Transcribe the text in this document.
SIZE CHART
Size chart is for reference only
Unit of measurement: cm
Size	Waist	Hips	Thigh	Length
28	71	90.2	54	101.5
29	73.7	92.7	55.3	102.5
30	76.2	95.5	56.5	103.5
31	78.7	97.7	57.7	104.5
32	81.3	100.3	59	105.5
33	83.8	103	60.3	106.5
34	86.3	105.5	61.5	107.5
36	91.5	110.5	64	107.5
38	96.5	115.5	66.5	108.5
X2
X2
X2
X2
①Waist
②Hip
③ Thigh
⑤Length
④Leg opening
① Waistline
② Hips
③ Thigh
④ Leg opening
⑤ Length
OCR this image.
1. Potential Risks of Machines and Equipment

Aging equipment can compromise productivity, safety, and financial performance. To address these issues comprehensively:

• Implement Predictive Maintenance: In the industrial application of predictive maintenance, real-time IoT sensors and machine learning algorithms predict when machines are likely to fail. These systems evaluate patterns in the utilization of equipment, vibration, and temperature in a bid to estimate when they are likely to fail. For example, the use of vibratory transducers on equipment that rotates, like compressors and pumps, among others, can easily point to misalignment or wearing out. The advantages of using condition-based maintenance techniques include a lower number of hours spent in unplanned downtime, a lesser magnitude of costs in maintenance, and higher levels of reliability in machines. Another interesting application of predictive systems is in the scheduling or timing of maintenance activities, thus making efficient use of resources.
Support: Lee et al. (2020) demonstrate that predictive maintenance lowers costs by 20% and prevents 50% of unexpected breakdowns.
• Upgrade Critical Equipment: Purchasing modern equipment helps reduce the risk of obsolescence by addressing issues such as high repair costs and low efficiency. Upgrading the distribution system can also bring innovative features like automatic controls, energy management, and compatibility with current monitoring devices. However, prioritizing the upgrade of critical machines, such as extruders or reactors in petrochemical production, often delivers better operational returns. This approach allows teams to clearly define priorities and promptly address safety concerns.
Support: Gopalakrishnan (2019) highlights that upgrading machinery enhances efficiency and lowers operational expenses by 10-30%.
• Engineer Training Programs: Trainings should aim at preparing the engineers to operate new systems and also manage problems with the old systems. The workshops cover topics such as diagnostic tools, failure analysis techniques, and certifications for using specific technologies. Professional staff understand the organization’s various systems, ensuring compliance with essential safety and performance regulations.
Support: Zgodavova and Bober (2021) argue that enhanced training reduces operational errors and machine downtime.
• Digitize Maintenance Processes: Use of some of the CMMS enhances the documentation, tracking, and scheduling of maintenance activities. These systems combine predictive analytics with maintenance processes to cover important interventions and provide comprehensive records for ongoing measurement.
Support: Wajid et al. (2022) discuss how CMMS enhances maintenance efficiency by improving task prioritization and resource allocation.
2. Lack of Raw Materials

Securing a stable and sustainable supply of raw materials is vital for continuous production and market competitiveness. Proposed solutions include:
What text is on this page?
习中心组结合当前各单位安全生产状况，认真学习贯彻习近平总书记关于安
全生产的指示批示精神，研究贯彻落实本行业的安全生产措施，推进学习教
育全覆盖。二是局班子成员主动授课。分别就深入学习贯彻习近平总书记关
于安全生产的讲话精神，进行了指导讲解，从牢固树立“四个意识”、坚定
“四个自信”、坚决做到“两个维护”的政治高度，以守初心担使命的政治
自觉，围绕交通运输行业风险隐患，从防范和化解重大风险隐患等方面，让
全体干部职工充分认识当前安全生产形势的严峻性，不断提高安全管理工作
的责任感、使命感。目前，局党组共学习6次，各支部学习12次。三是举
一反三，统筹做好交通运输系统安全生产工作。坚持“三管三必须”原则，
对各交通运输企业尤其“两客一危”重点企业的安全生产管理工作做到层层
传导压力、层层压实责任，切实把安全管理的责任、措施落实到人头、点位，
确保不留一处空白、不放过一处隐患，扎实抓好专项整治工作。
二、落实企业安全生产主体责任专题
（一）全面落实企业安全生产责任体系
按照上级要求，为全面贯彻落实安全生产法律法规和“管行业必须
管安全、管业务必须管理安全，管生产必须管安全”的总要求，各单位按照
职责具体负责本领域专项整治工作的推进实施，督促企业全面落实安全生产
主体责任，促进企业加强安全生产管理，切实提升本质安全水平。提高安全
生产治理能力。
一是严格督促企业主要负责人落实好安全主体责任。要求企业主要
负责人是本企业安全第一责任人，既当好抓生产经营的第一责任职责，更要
• • • •
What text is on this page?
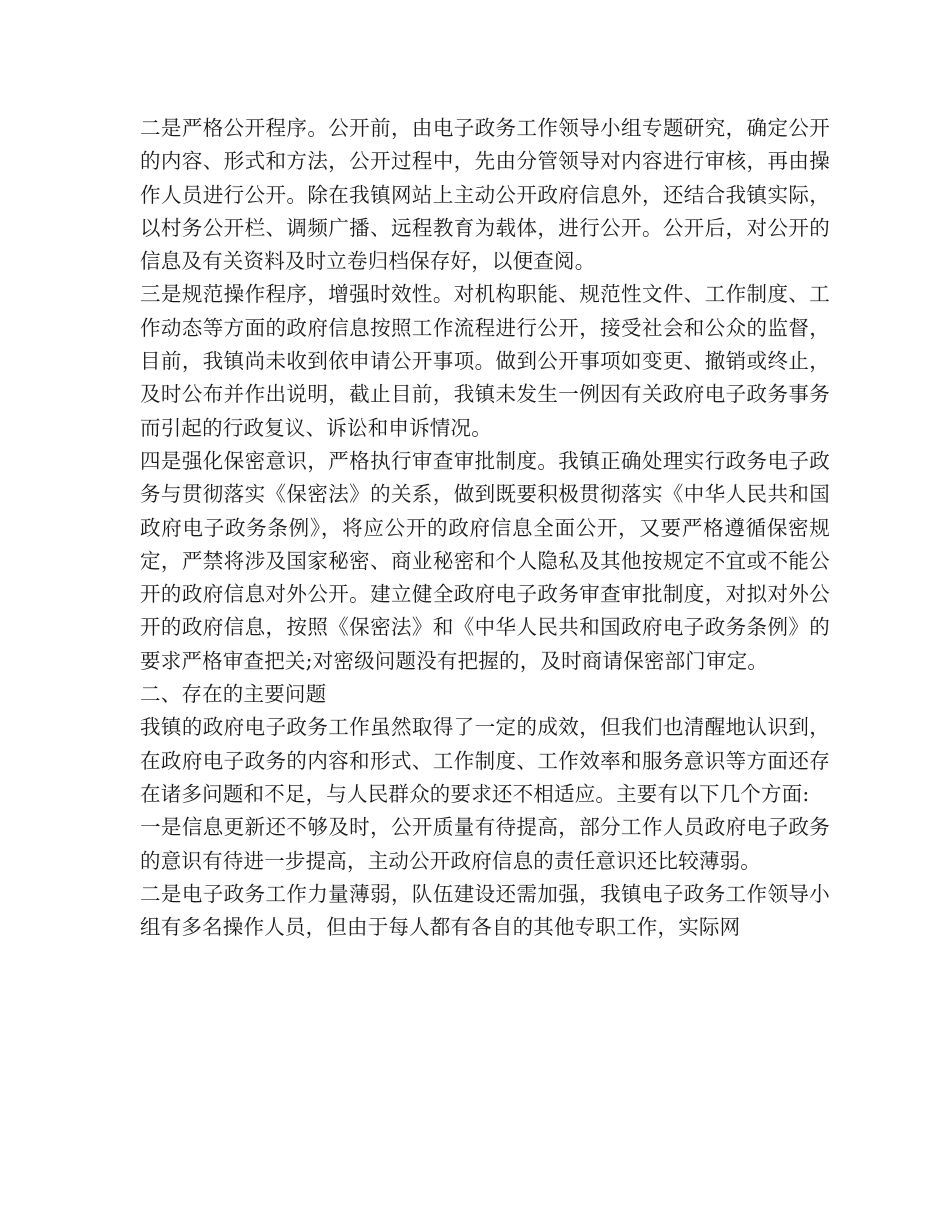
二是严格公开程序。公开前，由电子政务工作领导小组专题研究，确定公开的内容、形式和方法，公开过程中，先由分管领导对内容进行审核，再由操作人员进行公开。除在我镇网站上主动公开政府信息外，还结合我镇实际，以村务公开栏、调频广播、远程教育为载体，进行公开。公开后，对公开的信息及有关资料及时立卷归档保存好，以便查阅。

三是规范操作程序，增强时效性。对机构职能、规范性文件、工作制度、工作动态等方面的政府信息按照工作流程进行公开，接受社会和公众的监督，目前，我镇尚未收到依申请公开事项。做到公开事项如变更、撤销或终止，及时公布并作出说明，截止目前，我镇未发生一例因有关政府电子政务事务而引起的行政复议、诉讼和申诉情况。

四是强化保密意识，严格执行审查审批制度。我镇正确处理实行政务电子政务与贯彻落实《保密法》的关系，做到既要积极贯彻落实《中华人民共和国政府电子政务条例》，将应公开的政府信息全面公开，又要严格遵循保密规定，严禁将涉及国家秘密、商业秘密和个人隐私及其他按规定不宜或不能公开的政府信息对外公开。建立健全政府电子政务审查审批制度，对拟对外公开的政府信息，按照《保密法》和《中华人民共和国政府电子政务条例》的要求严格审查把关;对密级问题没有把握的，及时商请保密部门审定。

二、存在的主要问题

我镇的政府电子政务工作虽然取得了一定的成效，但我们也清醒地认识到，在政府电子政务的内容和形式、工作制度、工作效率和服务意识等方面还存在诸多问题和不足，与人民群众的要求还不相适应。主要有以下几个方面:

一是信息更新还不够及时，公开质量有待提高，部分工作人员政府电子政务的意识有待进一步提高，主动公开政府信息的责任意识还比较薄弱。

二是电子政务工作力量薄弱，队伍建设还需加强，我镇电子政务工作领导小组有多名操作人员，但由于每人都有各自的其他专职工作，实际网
• • • •
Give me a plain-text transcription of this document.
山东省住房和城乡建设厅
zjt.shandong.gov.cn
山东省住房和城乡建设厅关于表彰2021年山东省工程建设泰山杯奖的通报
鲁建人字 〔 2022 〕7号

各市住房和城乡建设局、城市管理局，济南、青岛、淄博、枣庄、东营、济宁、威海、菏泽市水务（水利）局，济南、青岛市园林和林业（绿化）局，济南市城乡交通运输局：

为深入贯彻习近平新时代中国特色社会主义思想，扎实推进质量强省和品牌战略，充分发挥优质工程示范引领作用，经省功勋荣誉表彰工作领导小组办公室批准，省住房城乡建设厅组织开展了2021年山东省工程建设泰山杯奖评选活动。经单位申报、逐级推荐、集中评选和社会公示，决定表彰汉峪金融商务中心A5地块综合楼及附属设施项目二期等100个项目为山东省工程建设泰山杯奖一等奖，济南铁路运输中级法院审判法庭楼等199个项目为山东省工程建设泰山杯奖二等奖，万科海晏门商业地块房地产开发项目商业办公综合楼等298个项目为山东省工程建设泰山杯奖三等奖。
• • • •
**WHAT IS NEEDED:** Out of the material above, select every line that holds the string "CMMS".

**RESPONSE TO THIS TASK:**
• Digitize Maintenance Processes: Use of some of the CMMS enhances the documentation, tracking, and scheduling of maintenance activities. These systems combine predictive analytics with maintenance processes to cover important interventions and provide comprehensive records for ongoing measurement.
Support: Wajid et al. (2022) discuss how CMMS enhances maintenance efficiency by improving task prioritization and resource allocation.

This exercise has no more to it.